↓↓↓

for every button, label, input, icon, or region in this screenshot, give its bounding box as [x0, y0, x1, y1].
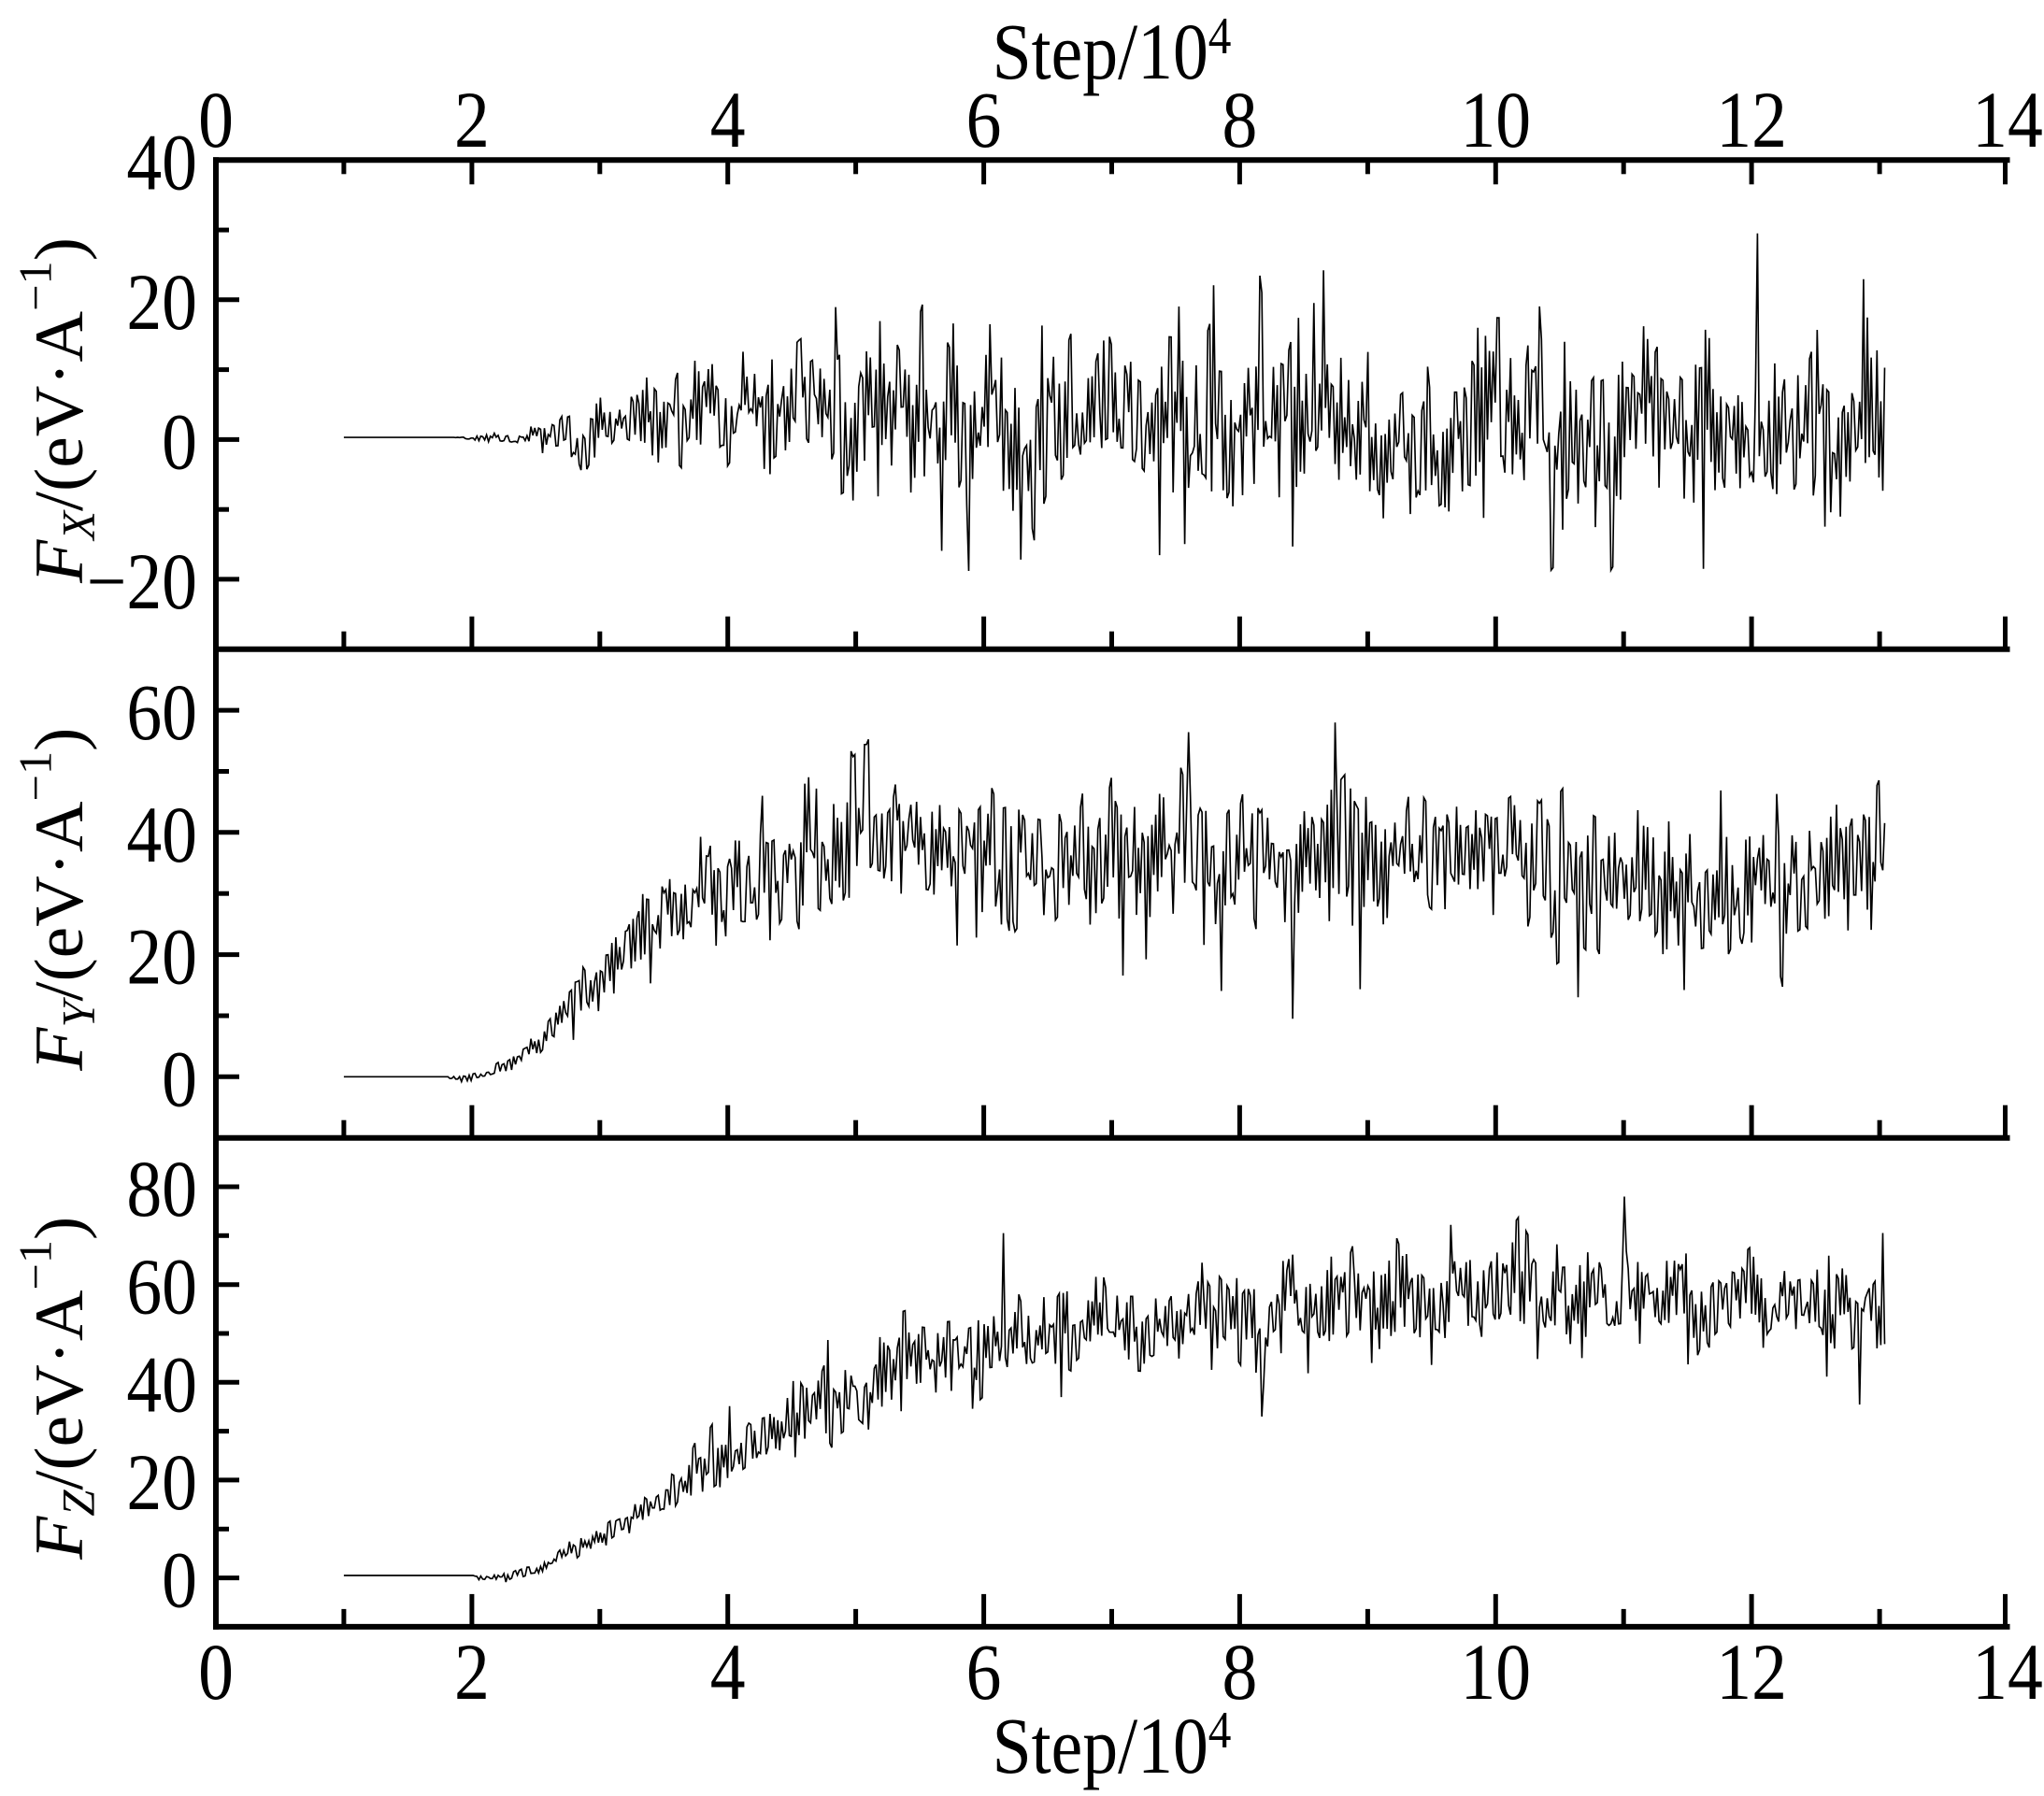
svg-text:Step/104: Step/104 — [993, 1702, 1232, 1791]
svg-text:12: 12 — [1716, 76, 1787, 165]
svg-text:FX/(eV·A−1): FX/(eV·A−1) — [10, 237, 104, 584]
svg-text:14: 14 — [1972, 76, 2043, 165]
svg-text:0: 0 — [198, 1628, 234, 1718]
svg-text:60: 60 — [126, 1242, 197, 1332]
svg-text:Step/104: Step/104 — [993, 7, 1232, 97]
svg-text:4: 4 — [710, 1628, 746, 1718]
svg-text:FZ/(eV·A−1): FZ/(eV·A−1) — [10, 1217, 104, 1561]
svg-text:20: 20 — [126, 1437, 197, 1527]
svg-text:0: 0 — [198, 76, 234, 165]
svg-text:40: 40 — [126, 1340, 197, 1430]
svg-text:80: 80 — [126, 1145, 197, 1234]
svg-text:8: 8 — [1222, 76, 1257, 165]
svg-text:2: 2 — [454, 76, 490, 165]
svg-text:12: 12 — [1716, 1628, 1787, 1718]
svg-text:40: 40 — [126, 118, 197, 207]
svg-text:0: 0 — [162, 1034, 197, 1124]
svg-text:10: 10 — [1460, 1628, 1531, 1718]
svg-text:40: 40 — [126, 790, 197, 879]
svg-text:FY/(eV·A−1): FY/(eV·A−1) — [10, 728, 104, 1072]
svg-text:60: 60 — [126, 668, 197, 758]
svg-text:6: 6 — [966, 76, 1002, 165]
svg-text:20: 20 — [126, 257, 197, 347]
svg-text:2: 2 — [454, 1628, 490, 1718]
svg-text:10: 10 — [1460, 76, 1531, 165]
svg-text:−20: −20 — [87, 536, 197, 626]
svg-text:0: 0 — [162, 397, 197, 487]
svg-text:14: 14 — [1972, 1628, 2043, 1718]
svg-text:4: 4 — [710, 76, 746, 165]
svg-text:0: 0 — [162, 1535, 197, 1625]
svg-text:6: 6 — [966, 1628, 1002, 1718]
svg-text:20: 20 — [126, 912, 197, 1002]
svg-text:8: 8 — [1222, 1628, 1257, 1718]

↑↑↑

## Problem to work on:
Please copy out the entries above verbatim, from the line that contains "svg-text:Step/104: Step/104 — [993, 1702, 1232, 1791]" through the line that contains "svg-text:4: 4 — [710, 1628, 746, 1718]", both of those lines included.

## Task result:
svg-text:Step/104: Step/104 — [993, 1702, 1232, 1791]
svg-text:12: 12 — [1716, 76, 1787, 165]
svg-text:FX/(eV·A−1): FX/(eV·A−1) — [10, 237, 104, 584]
svg-text:14: 14 — [1972, 76, 2043, 165]
svg-text:0: 0 — [198, 1628, 234, 1718]
svg-text:60: 60 — [126, 1242, 197, 1332]
svg-text:Step/104: Step/104 — [993, 7, 1232, 97]
svg-text:4: 4 — [710, 1628, 746, 1718]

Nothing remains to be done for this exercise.